▸ Set problem
Search the records for the word "ephah" and pick out every line that has it.

▸ Information given
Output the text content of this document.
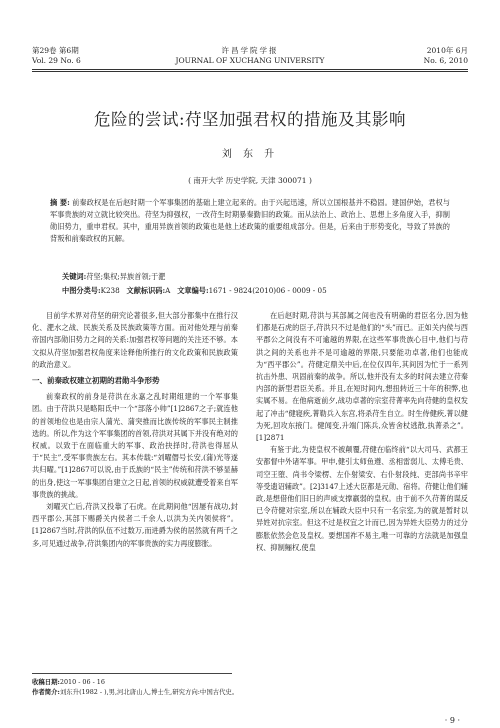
第29卷 第6期
Vol. 29 No. 6
许昌学院学报
JOURNAL OF XUCHANG UNIVERSITY
2010年 6月
No. 6, 2010
危险的尝试:苻坚加强君权的措施及其影响
刘 东 升
( 南开大学 历史学院, 天津 300071 )
摘 要: 前秦政权是在后赵时期一个军事集团的基础上建立起来的。由于兴起迅速，所以立国根基并不稳固。建国伊始，君权与军事贵族的对立就比较突出。苻坚为抑强权，一改苻生时期暴秦勤旧的政策。而从法治上、政治上、思想上多角度入手，抑制勋旧势力，重申君权。其中，重用异族首领的政策也是他上述政策的重要组成部分。但是，后来由于形势变化，导致了异族的背叛和前秦政权的瓦解。
关键词:苻坚;集权;异族首领;于淝
中图分类号:K238 文献标识码:A 文章编号:1671 - 9824(2010)06 - 0009 - 05

目前学术界对苻坚的研究论著很多,但大部分都集中在推行汉化、淝水之战、民族关系及民族政策等方面。而对他处理与前秦帝国内部勋旧势力之间的关系:加强君权等问题的关注还不够。本文拟从苻坚加强君权角度来诠释他所推行的文化政策和民族政策的政治意义。

一、前秦政权建立初期的君勋斗争形势

前秦政权的前身是苻洪在永嘉之乱时期组建的一个军事集团。由于苻洪只是略阳氐中一个“部落小帅”[1]2867之子;就连他的首领地位也是由宗人蒲光、蒲突推而比族传统的军事民主制推选的。所以,作为这个军事集团的首领,苻洪对其属下并没有绝对的权威。以致于在面临重大的军事、政治抉择时,苻洪也得屈从于“民主”,受军事贵族左右。其本传载:“刘曜僭号长安,(蒲)光等遂共归曜。”[1]2867可以说,由于氐族的“民主”传统和苻洪不够显赫的出身,使这一军事集团自建立之日起,首领的权威就遭受着来自军事贵族的挑战。

刘曜灭亡后,苻洪又投靠了石虎。在此期间他“因屡有战功,封西平郡公,其部下赐爵关内侯者二千余人,以洪为关内领侯将”。[1]2867当时,苻洪的队伍不过数万,而进爵为侯的居然就有两千之多,可见通过战争,苻洪集团内的军事贵族的实力再度膨胀。

在后赵时期,苻洪与其部属之间也没有明确的君臣名分,因为他们都是石虎的臣子,苻洪只不过是他们的“头”而已。正如关内侯与西平郡公之间没有不可逾越的界限,在这些军事贵族心目中,他们与苻洪之间的关系也并不是可逾越的界限,只要能功卓著,他们也能成为“西平郡公”。苻健定鼎关中后,在位仅四年,其间因为忙于一系列抗击外患、巩固前秦的战争。所以,他并没有太多的时间去建立苻秦内部的新型君臣关系。并且,在短时间内,想扭转近三十年的积弊,也实属不易。在他病逝前夕,战功卓著的宗室苻菁率先向苻健的皇权发起了冲击“健寝疾,菁勒兵入东宫,将杀苻生自立。时生侍健疾,菁以健为死,回攻东掖门。健闻变,升端门陈兵,众皆舍杖逃散,执菁杀之”。[1]2871

有鉴于此,为使皇权不被颠覆,苻健在临终前“以大司马、武都王安都督中外诸军事。甲申,健引太师鱼遵、丞相雷弱儿、太傅毛贵、司空王堕、尚书令梁楞、左仆射梁安、右仆射段纯、吏部尚书辛牢等受遗诏辅政”。[2]3147上述大臣都是元勋、宿将。苻健让他们辅政,是想借他们旧日的声威支撑羸弱的皇权。由于前不久苻菁的谋反已令苻健对宗室,所以在辅政大臣中只有一名宗室,为的就是暂时以异姓对抗宗室。但这不过是权宜之计而已,因为异姓大臣势力的过分膨胀依然会危及皇权。要想国祚不易主,唯一可靠的方法就是加强皇权、抑制鲡权,使皇

收稿日期:2010 - 06 - 16
作者简介:刘东升(1982 - ),男,河北唐山人,博士生,研究方向:中国古代史。
· 9 ·
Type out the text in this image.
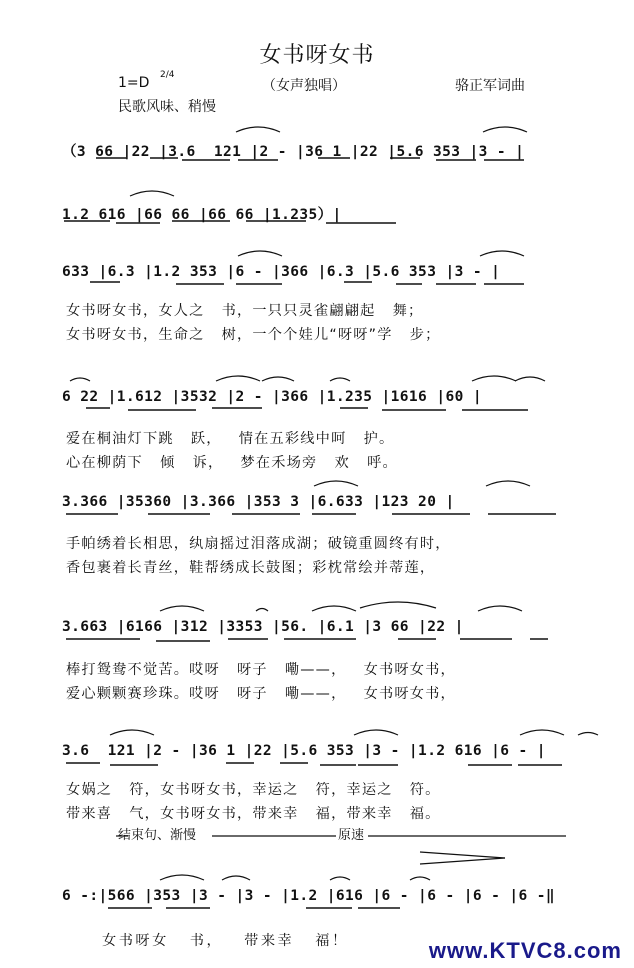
女书呀女书
1=D 2/4
（女声独唱）	骆正军词曲
民歌风味、稍慢
（3 66 |22 |3.6  121 |2 - |36 1 |22 |5.6 353 |3 - |
1.2 616 |66 66 |66 66 |1.235）|
633 |6.3 |1.2 353 |6 - |366 |6.3 |5.6 353 |3 - |
女书呀女书，女人之   书，一只只灵雀翩翩起   舞；
女书呀女书，生命之   树，一个个娃儿“呀呀”学   步；
6 22 |1.612 |3532 |2 - |366 |1.235 |1616 |60 |
爱在桐油灯下跳   跃，   情在五彩线中呵   护。
心在柳荫下   倾   诉，   梦在禾场旁   欢   呼。
3.366 |35360 |3.366 |353 3 |6.633 |123 20 |
手帕绣着长相思，纨扇摇过泪落成湖；破镜重圆终有时，
香包裹着长青丝，鞋帮绣成长鼓图；彩枕常绘并蒂莲，
3.663 |6166 |312 |3353 |56. |6.1 |3 66 |22 |
棒打鸳鸯不觉苦。哎呀   呀子   嘞——，   女书呀女书，
爱心颗颗赛珍珠。哎呀   呀子   嘞——，   女书呀女书，
3.6  121 |2 - |36 1 |22 |5.6 353 |3 - |1.2 616 |6 - |
女娲之   符，女书呀女书，幸运之   符，幸运之   符。
带来喜   气，女书呀女书，带来幸   福，带来幸   福。
结束句、渐慢	原速
6 -:|566 |353 |3 - |3 - |1.2 |616 |6 - |6 - |6 - |6 -‖
女书呀女   书，   带来幸   福！	www.KTVC8.com
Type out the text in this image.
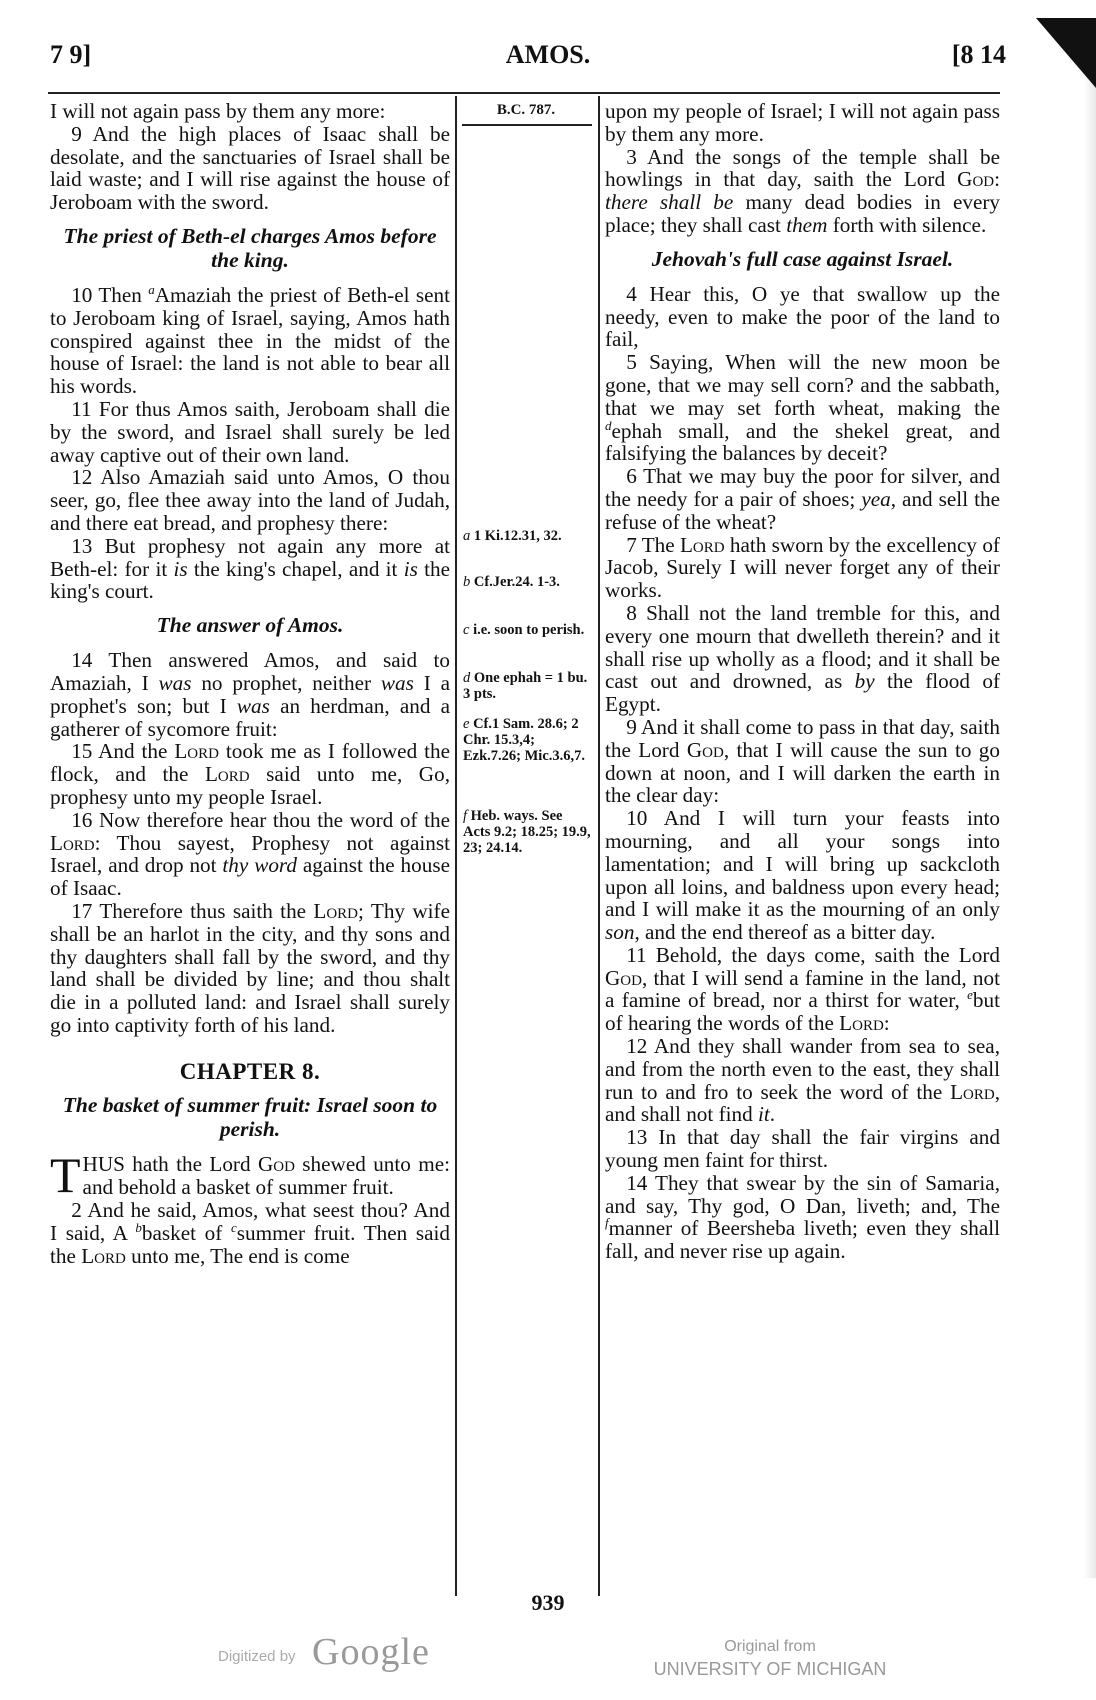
7 9]	AMOS.	[8 14

I will not again pass by them any more:

9 And the high places of Isaac shall be desolate, and the sanctuaries of Israel shall be laid waste; and I will rise against the house of Jeroboam with the sword.

The priest of Beth-el charges Amos before the king.

10 Then $^a$Amaziah the priest of Beth-el sent to Jeroboam king of Israel, saying, Amos hath conspired against thee in the midst of the house of Israel: the land is not able to bear all his words.

11 For thus Amos saith, Jeroboam shall die by the sword, and Israel shall surely be led away captive out of their own land.

12 Also Amaziah said unto Amos, O thou seer, go, flee thee away into the land of Judah, and there eat bread, and prophesy there:

13 But prophesy not again any more at Beth-el: for it is the king's chapel, and it is the king's court.

The answer of Amos.

14 Then answered Amos, and said to Amaziah, I was no prophet, neither was I a prophet's son; but I was an herdman, and a gatherer of sycomore fruit:

15 And the Lord took me as I followed the flock, and the Lord said unto me, Go, prophesy unto my people Israel.

16 Now therefore hear thou the word of the Lord: Thou sayest, Prophesy not against Israel, and drop not thy word against the house of Isaac.

17 Therefore thus saith the Lord; Thy wife shall be an harlot in the city, and thy sons and thy daughters shall fall by the sword, and thy land shall be divided by line; and thou shalt die in a polluted land: and Israel shall surely go into captivity forth of his land.

CHAPTER 8.

The basket of summer fruit: Israel soon to perish.

THUS hath the Lord God shewed unto me: and behold a basket of summer fruit.

2 And he said, Amos, what seest thou? And I said, A $^b$basket of $^c$summer fruit. Then said the Lord unto me, The end is come

B.C. 787.
a 1 Ki.12.31, 32.
b Cf.Jer.24. 1-3.
c i.e. soon to perish.
d One ephah = 1 bu. 3 pts.
e Cf.1 Sam. 28.6; 2 Chr. 15.3,4; Ezk.7.26; Mic.3.6,7.
f Heb. ways. See Acts 9.2; 18.25; 19.9, 23; 24.14.

upon my people of Israel; I will not again pass by them any more.

3 And the songs of the temple shall be howlings in that day, saith the Lord God: there shall be many dead bodies in every place; they shall cast them forth with silence.

Jehovah's full case against Israel.

4 Hear this, O ye that swallow up the needy, even to make the poor of the land to fail,

5 Saying, When will the new moon be gone, that we may sell corn? and the sabbath, that we may set forth wheat, making the $^d$ephah small, and the shekel great, and falsifying the balances by deceit?

6 That we may buy the poor for silver, and the needy for a pair of shoes; yea, and sell the refuse of the wheat?

7 The Lord hath sworn by the excellency of Jacob, Surely I will never forget any of their works.

8 Shall not the land tremble for this, and every one mourn that dwelleth therein? and it shall rise up wholly as a flood; and it shall be cast out and drowned, as by the flood of Egypt.

9 And it shall come to pass in that day, saith the Lord God, that I will cause the sun to go down at noon, and I will darken the earth in the clear day:

10 And I will turn your feasts into mourning, and all your songs into lamentation; and I will bring up sackcloth upon all loins, and baldness upon every head; and I will make it as the mourning of an only son, and the end thereof as a bitter day.

11 Behold, the days come, saith the Lord God, that I will send a famine in the land, not a famine of bread, nor a thirst for water, $^e$but of hearing the words of the Lord:

12 And they shall wander from sea to sea, and from the north even to the east, they shall run to and fro to seek the word of the Lord, and shall not find it.

13 In that day shall the fair virgins and young men faint for thirst.

14 They that swear by the sin of Samaria, and say, Thy god, O Dan, liveth; and, The $^f$manner of Beersheba liveth; even they shall fall, and never rise up again.

939
Digitized by Google	Original from
UNIVERSITY OF MICHIGAN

▸ Problem solution
d One ephah = 1 bu. 3 pts.
5 Saying, When will the new moon be gone, that we may sell corn? and the sabbath, that we may set forth wheat, making the $^d$ephah small, and the shekel great, and falsifying the balances by deceit?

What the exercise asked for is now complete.